-- begin DATA ENTRIES --
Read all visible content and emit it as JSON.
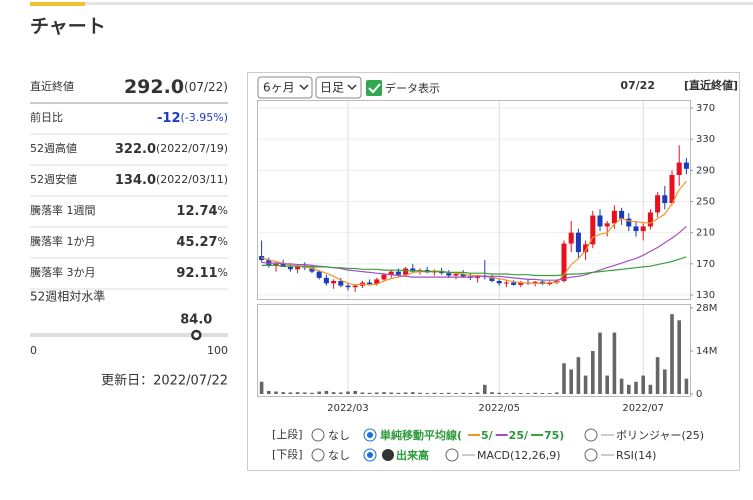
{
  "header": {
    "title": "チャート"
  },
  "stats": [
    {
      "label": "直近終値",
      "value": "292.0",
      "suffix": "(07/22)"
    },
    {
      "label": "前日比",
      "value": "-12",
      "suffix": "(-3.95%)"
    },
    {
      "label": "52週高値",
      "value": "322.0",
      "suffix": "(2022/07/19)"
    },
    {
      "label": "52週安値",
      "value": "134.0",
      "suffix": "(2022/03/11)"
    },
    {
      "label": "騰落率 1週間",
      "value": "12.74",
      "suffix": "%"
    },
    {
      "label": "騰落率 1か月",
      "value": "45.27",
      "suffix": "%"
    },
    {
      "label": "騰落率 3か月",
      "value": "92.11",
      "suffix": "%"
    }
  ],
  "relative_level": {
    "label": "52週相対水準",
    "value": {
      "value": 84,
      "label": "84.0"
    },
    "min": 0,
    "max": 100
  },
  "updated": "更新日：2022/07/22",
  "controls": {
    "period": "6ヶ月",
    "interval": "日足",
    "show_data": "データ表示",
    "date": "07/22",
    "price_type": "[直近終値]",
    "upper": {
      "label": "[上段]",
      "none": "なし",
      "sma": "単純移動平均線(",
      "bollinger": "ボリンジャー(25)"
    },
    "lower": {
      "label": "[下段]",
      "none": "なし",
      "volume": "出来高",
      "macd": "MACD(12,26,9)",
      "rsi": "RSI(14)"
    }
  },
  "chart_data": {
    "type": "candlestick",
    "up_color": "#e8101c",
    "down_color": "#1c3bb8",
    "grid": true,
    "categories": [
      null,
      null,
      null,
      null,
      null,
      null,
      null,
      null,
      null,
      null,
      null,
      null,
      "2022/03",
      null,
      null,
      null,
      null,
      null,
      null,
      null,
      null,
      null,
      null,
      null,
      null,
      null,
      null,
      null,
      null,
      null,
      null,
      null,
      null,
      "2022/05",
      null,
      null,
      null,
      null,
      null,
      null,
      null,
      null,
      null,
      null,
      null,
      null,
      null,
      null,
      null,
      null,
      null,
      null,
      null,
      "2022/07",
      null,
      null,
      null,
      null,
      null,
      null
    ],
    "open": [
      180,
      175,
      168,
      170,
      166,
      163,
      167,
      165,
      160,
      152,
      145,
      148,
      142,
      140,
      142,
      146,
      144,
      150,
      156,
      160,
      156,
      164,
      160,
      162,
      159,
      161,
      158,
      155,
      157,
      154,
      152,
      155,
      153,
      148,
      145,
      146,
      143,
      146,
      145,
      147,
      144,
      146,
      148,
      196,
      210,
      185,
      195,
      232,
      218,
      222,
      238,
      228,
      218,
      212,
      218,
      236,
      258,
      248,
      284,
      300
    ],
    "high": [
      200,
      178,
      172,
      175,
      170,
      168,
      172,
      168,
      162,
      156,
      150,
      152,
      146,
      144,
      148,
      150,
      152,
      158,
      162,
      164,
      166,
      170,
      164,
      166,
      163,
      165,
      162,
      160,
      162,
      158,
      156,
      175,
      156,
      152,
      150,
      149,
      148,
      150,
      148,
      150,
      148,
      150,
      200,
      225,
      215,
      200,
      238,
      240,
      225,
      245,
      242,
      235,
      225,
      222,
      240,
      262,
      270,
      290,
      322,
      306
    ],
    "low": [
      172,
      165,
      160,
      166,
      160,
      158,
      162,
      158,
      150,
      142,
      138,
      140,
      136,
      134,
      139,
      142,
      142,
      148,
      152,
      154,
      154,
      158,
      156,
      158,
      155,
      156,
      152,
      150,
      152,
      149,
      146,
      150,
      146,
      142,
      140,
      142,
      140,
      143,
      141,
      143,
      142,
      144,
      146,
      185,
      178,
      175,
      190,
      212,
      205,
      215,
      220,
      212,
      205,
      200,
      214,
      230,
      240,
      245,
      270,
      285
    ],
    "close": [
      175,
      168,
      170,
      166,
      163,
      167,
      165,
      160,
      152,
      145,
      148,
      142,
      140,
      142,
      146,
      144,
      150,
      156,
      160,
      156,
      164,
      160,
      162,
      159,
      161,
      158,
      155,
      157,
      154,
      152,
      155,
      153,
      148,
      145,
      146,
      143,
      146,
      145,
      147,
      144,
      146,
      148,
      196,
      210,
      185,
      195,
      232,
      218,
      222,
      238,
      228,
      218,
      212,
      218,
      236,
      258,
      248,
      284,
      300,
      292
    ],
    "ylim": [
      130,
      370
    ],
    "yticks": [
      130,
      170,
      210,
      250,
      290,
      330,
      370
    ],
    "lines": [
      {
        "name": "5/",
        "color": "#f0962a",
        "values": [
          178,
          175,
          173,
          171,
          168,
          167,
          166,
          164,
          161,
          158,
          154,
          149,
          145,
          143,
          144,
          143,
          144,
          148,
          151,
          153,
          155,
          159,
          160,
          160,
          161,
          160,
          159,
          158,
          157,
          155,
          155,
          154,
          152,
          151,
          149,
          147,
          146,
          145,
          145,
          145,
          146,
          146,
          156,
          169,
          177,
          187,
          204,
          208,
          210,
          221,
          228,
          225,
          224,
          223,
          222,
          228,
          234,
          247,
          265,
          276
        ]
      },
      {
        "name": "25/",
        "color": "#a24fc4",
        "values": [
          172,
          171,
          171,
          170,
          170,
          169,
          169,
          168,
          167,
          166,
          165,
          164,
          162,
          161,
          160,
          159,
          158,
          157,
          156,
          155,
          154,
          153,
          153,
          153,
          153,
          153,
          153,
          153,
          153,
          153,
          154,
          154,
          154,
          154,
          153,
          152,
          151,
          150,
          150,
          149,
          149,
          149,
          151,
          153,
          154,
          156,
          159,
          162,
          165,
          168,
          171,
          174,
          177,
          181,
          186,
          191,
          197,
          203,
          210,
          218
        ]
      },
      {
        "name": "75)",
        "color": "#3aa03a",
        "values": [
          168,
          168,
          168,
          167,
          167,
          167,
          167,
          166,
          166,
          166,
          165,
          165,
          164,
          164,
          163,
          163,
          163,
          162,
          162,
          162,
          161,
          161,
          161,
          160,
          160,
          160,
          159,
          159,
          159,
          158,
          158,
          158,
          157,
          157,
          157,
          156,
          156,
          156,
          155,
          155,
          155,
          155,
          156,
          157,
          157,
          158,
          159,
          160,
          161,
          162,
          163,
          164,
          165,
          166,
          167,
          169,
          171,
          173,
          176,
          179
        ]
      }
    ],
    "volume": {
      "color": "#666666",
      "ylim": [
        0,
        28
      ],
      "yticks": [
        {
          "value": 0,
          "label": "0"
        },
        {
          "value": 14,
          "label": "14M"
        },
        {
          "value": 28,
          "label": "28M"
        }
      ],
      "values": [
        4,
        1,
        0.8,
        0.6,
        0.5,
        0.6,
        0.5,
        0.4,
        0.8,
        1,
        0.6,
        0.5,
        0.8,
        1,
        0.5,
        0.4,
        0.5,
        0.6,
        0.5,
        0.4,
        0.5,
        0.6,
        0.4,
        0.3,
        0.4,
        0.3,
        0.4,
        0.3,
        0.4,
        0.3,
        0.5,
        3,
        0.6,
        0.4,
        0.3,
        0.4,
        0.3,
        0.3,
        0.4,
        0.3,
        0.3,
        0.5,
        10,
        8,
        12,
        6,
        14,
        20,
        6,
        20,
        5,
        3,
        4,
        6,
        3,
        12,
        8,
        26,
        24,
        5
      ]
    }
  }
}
-- end DATA ENTRIES --
### [EXERCISE GOAL]
Each record above should be copied character for character, with pictures dropped.

### [RESULT FOR THIS TASK]
Read all visible content and emit it as JSON.
{
  "header": {
    "title": "チャート"
  },
  "stats": [
    {
      "label": "直近終値",
      "value": "292.0",
      "suffix": "(07/22)"
    },
    {
      "label": "前日比",
      "value": "-12",
      "suffix": "(-3.95%)"
    },
    {
      "label": "52週高値",
      "value": "322.0",
      "suffix": "(2022/07/19)"
    },
    {
      "label": "52週安値",
      "value": "134.0",
      "suffix": "(2022/03/11)"
    },
    {
      "label": "騰落率 1週間",
      "value": "12.74",
      "suffix": "%"
    },
    {
      "label": "騰落率 1か月",
      "value": "45.27",
      "suffix": "%"
    },
    {
      "label": "騰落率 3か月",
      "value": "92.11",
      "suffix": "%"
    }
  ],
  "relative_level": {
    "label": "52週相対水準",
    "value": {
      "value": 84,
      "label": "84.0"
    },
    "min": 0,
    "max": 100
  },
  "updated": "更新日：2022/07/22",
  "controls": {
    "period": "6ヶ月",
    "interval": "日足",
    "show_data": "データ表示",
    "date": "07/22",
    "price_type": "[直近終値]",
    "upper": {
      "label": "[上段]",
      "none": "なし",
      "sma": "単純移動平均線(",
      "bollinger": "ボリンジャー(25)"
    },
    "lower": {
      "label": "[下段]",
      "none": "なし",
      "volume": "出来高",
      "macd": "MACD(12,26,9)",
      "rsi": "RSI(14)"
    }
  },
  "chart_data": {
    "type": "candlestick",
    "up_color": "#e8101c",
    "down_color": "#1c3bb8",
    "grid": true,
    "categories": [
      null,
      null,
      null,
      null,
      null,
      null,
      null,
      null,
      null,
      null,
      null,
      null,
      "2022/03",
      null,
      null,
      null,
      null,
      null,
      null,
      null,
      null,
      null,
      null,
      null,
      null,
      null,
      null,
      null,
      null,
      null,
      null,
      null,
      null,
      "2022/05",
      null,
      null,
      null,
      null,
      null,
      null,
      null,
      null,
      null,
      null,
      null,
      null,
      null,
      null,
      null,
      null,
      null,
      null,
      null,
      "2022/07",
      null,
      null,
      null,
      null,
      null,
      null
    ],
    "open": [
      180,
      175,
      168,
      170,
      166,
      163,
      167,
      165,
      160,
      152,
      145,
      148,
      142,
      140,
      142,
      146,
      144,
      150,
      156,
      160,
      156,
      164,
      160,
      162,
      159,
      161,
      158,
      155,
      157,
      154,
      152,
      155,
      153,
      148,
      145,
      146,
      143,
      146,
      145,
      147,
      144,
      146,
      148,
      196,
      210,
      185,
      195,
      232,
      218,
      222,
      238,
      228,
      218,
      212,
      218,
      236,
      258,
      248,
      284,
      300
    ],
    "high": [
      200,
      178,
      172,
      175,
      170,
      168,
      172,
      168,
      162,
      156,
      150,
      152,
      146,
      144,
      148,
      150,
      152,
      158,
      162,
      164,
      166,
      170,
      164,
      166,
      163,
      165,
      162,
      160,
      162,
      158,
      156,
      175,
      156,
      152,
      150,
      149,
      148,
      150,
      148,
      150,
      148,
      150,
      200,
      225,
      215,
      200,
      238,
      240,
      225,
      245,
      242,
      235,
      225,
      222,
      240,
      262,
      270,
      290,
      322,
      306
    ],
    "low": [
      172,
      165,
      160,
      166,
      160,
      158,
      162,
      158,
      150,
      142,
      138,
      140,
      136,
      134,
      139,
      142,
      142,
      148,
      152,
      154,
      154,
      158,
      156,
      158,
      155,
      156,
      152,
      150,
      152,
      149,
      146,
      150,
      146,
      142,
      140,
      142,
      140,
      143,
      141,
      143,
      142,
      144,
      146,
      185,
      178,
      175,
      190,
      212,
      205,
      215,
      220,
      212,
      205,
      200,
      214,
      230,
      240,
      245,
      270,
      285
    ],
    "close": [
      175,
      168,
      170,
      166,
      163,
      167,
      165,
      160,
      152,
      145,
      148,
      142,
      140,
      142,
      146,
      144,
      150,
      156,
      160,
      156,
      164,
      160,
      162,
      159,
      161,
      158,
      155,
      157,
      154,
      152,
      155,
      153,
      148,
      145,
      146,
      143,
      146,
      145,
      147,
      144,
      146,
      148,
      196,
      210,
      185,
      195,
      232,
      218,
      222,
      238,
      228,
      218,
      212,
      218,
      236,
      258,
      248,
      284,
      300,
      292
    ],
    "ylim": [
      130,
      370
    ],
    "yticks": [
      130,
      170,
      210,
      250,
      290,
      330,
      370
    ],
    "lines": [
      {
        "name": "5/",
        "color": "#f0962a",
        "values": [
          178,
          175,
          173,
          171,
          168,
          167,
          166,
          164,
          161,
          158,
          154,
          149,
          145,
          143,
          144,
          143,
          144,
          148,
          151,
          153,
          155,
          159,
          160,
          160,
          161,
          160,
          159,
          158,
          157,
          155,
          155,
          154,
          152,
          151,
          149,
          147,
          146,
          145,
          145,
          145,
          146,
          146,
          156,
          169,
          177,
          187,
          204,
          208,
          210,
          221,
          228,
          225,
          224,
          223,
          222,
          228,
          234,
          247,
          265,
          276
        ]
      },
      {
        "name": "25/",
        "color": "#a24fc4",
        "values": [
          172,
          171,
          171,
          170,
          170,
          169,
          169,
          168,
          167,
          166,
          165,
          164,
          162,
          161,
          160,
          159,
          158,
          157,
          156,
          155,
          154,
          153,
          153,
          153,
          153,
          153,
          153,
          153,
          153,
          153,
          154,
          154,
          154,
          154,
          153,
          152,
          151,
          150,
          150,
          149,
          149,
          149,
          151,
          153,
          154,
          156,
          159,
          162,
          165,
          168,
          171,
          174,
          177,
          181,
          186,
          191,
          197,
          203,
          210,
          218
        ]
      },
      {
        "name": "75)",
        "color": "#3aa03a",
        "values": [
          168,
          168,
          168,
          167,
          167,
          167,
          167,
          166,
          166,
          166,
          165,
          165,
          164,
          164,
          163,
          163,
          163,
          162,
          162,
          162,
          161,
          161,
          161,
          160,
          160,
          160,
          159,
          159,
          159,
          158,
          158,
          158,
          157,
          157,
          157,
          156,
          156,
          156,
          155,
          155,
          155,
          155,
          156,
          157,
          157,
          158,
          159,
          160,
          161,
          162,
          163,
          164,
          165,
          166,
          167,
          169,
          171,
          173,
          176,
          179
        ]
      }
    ],
    "volume": {
      "color": "#666666",
      "ylim": [
        0,
        28
      ],
      "yticks": [
        {
          "value": 0,
          "label": "0"
        },
        {
          "value": 14,
          "label": "14M"
        },
        {
          "value": 28,
          "label": "28M"
        }
      ],
      "values": [
        4,
        1,
        0.8,
        0.6,
        0.5,
        0.6,
        0.5,
        0.4,
        0.8,
        1,
        0.6,
        0.5,
        0.8,
        1,
        0.5,
        0.4,
        0.5,
        0.6,
        0.5,
        0.4,
        0.5,
        0.6,
        0.4,
        0.3,
        0.4,
        0.3,
        0.4,
        0.3,
        0.4,
        0.3,
        0.5,
        3,
        0.6,
        0.4,
        0.3,
        0.4,
        0.3,
        0.3,
        0.4,
        0.3,
        0.3,
        0.5,
        10,
        8,
        12,
        6,
        14,
        20,
        6,
        20,
        5,
        3,
        4,
        6,
        3,
        12,
        8,
        26,
        24,
        5
      ]
    }
  }
}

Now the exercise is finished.